■ EXERCISE REQUIREMENTS:
Retype the records below exactly as they appear, but leave out any pictures.

■ INPUT DATA:
+ + +

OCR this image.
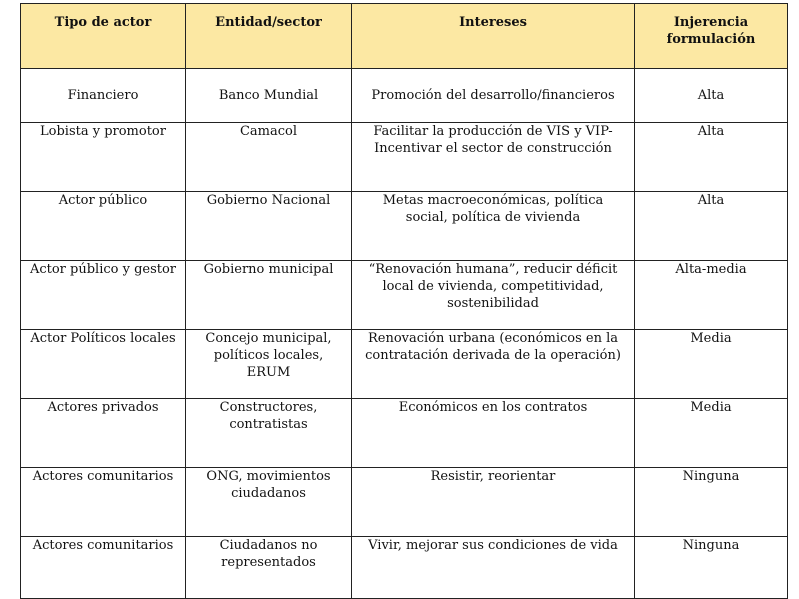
Tipo de actor	Entidad/sector	Intereses	Injerencia formulación
Financiero	Banco Mundial	Promoción del desarrollo/financieros	Alta
Lobista y promotor	Camacol	Facilitar la producción de VIS y VIP- Incentivar el sector de construcción	Alta
Actor público	Gobierno Nacional	Metas macroeconómicas, política social, política de vivienda	Alta
Actor público y gestor	Gobierno municipal	“Renovación humana”, reducir déficit local de vivienda, competitividad, sostenibilidad	Alta-media
Actor Políticos locales	Concejo municipal, políticos locales, ERUM	Renovación urbana (económicos en la contratación derivada de la operación)	Media
Actores privados	Constructores, contratistas	Económicos en los contratos	Media
Actores comunitarios	ONG, movimientos ciudadanos	Resistir, reorientar	Ninguna
Actores comunitarios	Ciudadanos no representados	Vivir, mejorar sus condiciones de vida	Ninguna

+ + +

■ ANSWER:
OCR this image.
Tipo de actor	Entidad/sector	Intereses	Injerencia formulación
Financiero	Banco Mundial	Promoción del desarrollo/financieros	Alta
Lobista y promotor	Camacol	Facilitar la producción de VIS y VIP- Incentivar el sector de construcción	Alta
Actor público	Gobierno Nacional	Metas macroeconómicas, política social, política de vivienda	Alta
Actor público y gestor	Gobierno municipal	“Renovación humana”, reducir déficit local de vivienda, competitividad, sostenibilidad	Alta-media
Actor Políticos locales	Concejo municipal, políticos locales, ERUM	Renovación urbana (económicos en la contratación derivada de la operación)	Media
Actores privados	Constructores, contratistas	Económicos en los contratos	Media
Actores comunitarios	ONG, movimientos ciudadanos	Resistir, reorientar	Ninguna
Actores comunitarios	Ciudadanos no representados	Vivir, mejorar sus condiciones de vida	Ninguna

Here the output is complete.